-- Given instruction --
Pull every line containing "home" out of the material below.

-- Given records --
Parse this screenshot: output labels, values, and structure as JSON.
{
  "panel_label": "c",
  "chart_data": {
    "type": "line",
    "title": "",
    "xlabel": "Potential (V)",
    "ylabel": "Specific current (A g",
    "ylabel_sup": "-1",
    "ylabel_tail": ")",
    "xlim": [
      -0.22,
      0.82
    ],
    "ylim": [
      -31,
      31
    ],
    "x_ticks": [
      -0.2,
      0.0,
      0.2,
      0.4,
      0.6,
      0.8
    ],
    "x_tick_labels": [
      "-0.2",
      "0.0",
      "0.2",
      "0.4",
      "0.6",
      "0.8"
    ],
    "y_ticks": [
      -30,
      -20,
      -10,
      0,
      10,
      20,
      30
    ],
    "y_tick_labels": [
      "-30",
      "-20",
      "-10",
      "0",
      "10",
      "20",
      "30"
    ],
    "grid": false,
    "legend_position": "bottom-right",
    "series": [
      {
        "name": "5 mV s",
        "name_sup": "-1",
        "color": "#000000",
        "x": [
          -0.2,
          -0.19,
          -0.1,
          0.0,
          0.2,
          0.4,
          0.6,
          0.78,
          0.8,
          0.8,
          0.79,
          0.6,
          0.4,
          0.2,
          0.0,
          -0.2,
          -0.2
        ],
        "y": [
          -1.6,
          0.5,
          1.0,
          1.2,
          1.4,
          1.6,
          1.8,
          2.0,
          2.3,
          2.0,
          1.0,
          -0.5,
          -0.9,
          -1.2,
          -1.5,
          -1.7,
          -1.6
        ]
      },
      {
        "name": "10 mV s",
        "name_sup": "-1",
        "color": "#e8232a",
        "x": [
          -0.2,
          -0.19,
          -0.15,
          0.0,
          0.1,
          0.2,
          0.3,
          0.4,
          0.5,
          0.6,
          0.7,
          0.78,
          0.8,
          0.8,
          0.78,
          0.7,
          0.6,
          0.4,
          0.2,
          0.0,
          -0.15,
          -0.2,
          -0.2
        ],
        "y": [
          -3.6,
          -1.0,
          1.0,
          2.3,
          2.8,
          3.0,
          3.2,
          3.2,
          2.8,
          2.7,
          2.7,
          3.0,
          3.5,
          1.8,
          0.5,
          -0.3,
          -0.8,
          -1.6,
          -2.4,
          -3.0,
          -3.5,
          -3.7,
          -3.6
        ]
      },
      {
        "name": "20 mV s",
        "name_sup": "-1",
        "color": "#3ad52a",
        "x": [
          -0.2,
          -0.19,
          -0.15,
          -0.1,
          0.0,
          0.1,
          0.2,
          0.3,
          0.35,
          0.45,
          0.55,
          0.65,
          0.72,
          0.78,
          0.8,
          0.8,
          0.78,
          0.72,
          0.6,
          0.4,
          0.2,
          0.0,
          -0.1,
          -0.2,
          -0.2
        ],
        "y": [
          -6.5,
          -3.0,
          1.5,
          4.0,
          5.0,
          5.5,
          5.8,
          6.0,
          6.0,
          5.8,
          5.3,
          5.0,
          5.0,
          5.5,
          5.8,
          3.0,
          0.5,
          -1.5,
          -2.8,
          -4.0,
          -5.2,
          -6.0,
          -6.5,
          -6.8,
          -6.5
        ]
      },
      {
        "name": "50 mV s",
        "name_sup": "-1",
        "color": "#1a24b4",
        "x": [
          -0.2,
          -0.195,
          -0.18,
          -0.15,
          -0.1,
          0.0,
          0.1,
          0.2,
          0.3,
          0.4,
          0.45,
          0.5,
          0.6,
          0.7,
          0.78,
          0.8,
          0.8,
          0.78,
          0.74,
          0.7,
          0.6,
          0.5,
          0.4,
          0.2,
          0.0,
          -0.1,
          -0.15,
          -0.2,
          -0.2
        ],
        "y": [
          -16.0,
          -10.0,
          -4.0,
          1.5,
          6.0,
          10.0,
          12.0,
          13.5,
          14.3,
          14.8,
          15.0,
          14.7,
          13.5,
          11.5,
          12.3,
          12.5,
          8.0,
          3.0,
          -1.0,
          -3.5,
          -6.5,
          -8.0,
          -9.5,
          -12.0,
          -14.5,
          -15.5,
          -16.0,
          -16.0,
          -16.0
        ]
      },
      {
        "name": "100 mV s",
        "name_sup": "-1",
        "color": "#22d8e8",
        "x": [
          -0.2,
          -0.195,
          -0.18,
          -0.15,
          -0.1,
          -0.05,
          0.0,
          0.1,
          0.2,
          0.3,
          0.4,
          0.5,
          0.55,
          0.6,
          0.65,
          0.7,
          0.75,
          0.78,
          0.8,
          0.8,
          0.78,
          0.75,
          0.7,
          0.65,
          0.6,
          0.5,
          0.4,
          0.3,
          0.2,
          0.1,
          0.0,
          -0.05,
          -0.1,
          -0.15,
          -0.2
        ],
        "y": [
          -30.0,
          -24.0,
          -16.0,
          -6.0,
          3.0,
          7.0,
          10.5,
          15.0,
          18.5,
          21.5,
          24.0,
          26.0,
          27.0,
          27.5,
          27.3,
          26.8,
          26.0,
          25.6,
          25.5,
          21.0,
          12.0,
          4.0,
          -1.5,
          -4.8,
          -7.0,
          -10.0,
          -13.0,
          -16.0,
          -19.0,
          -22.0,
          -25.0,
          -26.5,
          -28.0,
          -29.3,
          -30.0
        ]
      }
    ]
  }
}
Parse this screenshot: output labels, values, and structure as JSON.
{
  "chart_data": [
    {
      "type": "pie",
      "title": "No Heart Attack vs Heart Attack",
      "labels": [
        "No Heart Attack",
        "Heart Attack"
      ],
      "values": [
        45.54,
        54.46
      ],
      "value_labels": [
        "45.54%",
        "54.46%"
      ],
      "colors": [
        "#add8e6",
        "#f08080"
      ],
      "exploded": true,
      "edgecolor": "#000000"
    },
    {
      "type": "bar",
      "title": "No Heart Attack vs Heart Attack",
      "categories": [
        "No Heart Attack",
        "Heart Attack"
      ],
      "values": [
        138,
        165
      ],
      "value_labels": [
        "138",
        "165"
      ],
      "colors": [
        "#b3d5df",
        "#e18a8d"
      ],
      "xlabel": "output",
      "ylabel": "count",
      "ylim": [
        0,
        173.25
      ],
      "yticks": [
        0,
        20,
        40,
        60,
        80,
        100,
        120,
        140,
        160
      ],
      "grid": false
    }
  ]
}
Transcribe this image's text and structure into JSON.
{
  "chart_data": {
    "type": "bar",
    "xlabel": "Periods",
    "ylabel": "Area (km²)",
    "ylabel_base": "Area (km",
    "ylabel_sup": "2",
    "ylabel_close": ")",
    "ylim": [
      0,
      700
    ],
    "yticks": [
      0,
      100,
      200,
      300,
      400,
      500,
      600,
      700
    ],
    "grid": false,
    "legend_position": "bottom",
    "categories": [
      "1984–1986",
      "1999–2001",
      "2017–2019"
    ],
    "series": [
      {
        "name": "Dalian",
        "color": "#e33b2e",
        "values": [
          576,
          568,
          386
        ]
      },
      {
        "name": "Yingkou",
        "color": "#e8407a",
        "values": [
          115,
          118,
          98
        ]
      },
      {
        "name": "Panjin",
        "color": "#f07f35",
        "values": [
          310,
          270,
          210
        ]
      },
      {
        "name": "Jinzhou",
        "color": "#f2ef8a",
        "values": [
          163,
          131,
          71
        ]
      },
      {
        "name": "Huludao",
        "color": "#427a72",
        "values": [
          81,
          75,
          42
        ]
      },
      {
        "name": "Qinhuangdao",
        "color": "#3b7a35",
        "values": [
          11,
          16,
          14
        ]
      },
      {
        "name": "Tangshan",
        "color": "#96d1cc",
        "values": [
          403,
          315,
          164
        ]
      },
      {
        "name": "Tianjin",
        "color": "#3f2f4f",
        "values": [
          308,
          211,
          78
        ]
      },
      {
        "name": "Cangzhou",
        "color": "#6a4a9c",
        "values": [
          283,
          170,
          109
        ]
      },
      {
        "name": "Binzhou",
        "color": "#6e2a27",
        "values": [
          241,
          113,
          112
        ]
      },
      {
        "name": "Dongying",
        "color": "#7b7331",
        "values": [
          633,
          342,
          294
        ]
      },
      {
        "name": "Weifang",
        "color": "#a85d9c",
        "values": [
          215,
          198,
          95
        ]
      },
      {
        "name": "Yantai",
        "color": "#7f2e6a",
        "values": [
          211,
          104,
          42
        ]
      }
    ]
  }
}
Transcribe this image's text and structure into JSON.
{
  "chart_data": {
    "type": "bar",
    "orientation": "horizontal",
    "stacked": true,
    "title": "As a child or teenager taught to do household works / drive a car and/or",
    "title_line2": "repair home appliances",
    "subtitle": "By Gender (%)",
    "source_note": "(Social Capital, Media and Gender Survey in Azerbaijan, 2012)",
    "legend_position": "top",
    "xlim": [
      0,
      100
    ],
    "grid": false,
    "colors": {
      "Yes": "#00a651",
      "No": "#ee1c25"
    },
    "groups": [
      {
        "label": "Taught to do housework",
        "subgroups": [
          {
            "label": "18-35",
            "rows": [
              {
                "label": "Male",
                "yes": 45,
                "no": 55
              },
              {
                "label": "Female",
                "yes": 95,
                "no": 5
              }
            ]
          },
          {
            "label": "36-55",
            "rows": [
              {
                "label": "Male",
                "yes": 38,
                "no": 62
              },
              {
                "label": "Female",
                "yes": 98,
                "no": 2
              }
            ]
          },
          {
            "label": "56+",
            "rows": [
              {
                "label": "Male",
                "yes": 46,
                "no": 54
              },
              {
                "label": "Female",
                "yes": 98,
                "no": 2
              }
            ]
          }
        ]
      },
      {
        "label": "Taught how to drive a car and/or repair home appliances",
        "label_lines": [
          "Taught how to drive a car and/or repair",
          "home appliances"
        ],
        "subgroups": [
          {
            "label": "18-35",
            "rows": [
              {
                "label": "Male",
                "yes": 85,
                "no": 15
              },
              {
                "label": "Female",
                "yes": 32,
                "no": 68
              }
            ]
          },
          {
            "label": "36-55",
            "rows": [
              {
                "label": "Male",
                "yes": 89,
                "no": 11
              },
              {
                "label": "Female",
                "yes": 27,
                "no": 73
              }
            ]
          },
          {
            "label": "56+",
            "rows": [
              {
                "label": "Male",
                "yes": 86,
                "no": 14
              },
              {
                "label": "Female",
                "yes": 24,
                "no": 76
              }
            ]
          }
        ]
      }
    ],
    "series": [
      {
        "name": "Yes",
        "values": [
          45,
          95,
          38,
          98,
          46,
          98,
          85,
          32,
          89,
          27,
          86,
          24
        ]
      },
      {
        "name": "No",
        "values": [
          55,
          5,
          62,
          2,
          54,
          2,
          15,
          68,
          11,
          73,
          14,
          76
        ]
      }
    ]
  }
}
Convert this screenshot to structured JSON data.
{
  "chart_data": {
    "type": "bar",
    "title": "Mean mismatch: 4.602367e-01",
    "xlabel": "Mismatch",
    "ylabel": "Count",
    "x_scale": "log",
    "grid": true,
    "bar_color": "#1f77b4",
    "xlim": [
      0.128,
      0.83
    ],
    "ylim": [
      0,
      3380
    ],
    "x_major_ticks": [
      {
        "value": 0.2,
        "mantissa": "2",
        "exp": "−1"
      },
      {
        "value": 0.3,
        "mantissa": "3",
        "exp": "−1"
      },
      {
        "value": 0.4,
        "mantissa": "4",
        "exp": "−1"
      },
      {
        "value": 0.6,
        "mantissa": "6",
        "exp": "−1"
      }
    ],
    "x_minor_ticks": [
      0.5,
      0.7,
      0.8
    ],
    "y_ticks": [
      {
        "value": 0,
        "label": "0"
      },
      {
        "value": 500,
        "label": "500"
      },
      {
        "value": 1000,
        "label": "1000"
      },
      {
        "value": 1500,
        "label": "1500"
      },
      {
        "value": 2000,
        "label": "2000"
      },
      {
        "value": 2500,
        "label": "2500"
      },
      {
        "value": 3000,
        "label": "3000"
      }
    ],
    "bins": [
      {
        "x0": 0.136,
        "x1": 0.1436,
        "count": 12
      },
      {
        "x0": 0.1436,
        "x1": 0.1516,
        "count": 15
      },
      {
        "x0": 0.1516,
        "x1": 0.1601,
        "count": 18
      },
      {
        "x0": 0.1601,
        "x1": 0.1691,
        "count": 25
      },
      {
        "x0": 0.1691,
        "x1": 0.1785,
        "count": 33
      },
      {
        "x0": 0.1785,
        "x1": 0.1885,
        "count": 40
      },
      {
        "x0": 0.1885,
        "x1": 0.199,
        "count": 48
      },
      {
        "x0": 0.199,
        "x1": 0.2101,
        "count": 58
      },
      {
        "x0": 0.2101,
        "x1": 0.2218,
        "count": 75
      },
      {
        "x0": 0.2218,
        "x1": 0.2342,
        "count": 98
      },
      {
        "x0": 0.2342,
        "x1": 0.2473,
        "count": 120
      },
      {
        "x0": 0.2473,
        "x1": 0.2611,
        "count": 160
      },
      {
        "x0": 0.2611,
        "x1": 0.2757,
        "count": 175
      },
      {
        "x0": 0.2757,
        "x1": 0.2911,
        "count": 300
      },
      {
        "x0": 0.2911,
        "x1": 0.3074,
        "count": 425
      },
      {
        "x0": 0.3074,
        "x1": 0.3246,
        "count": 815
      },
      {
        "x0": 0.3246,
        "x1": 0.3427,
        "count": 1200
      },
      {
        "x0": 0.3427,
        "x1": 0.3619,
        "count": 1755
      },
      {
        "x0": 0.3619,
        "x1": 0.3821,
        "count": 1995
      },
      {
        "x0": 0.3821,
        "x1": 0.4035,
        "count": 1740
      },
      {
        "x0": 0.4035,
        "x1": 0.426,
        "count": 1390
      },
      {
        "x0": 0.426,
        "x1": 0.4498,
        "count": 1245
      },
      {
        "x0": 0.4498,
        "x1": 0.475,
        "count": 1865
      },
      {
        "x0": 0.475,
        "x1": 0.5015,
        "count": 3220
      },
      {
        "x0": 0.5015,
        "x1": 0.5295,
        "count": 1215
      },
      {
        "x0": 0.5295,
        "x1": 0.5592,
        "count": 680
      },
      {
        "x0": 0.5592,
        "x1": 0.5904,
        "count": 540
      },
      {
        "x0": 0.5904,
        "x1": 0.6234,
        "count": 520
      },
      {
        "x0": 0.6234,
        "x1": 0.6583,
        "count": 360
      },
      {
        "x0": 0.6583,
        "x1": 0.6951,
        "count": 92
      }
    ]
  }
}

-- Response --
    "title_line2": "repair home appliances",
        "label": "Taught how to drive a car and/or repair home appliances",
          "home appliances"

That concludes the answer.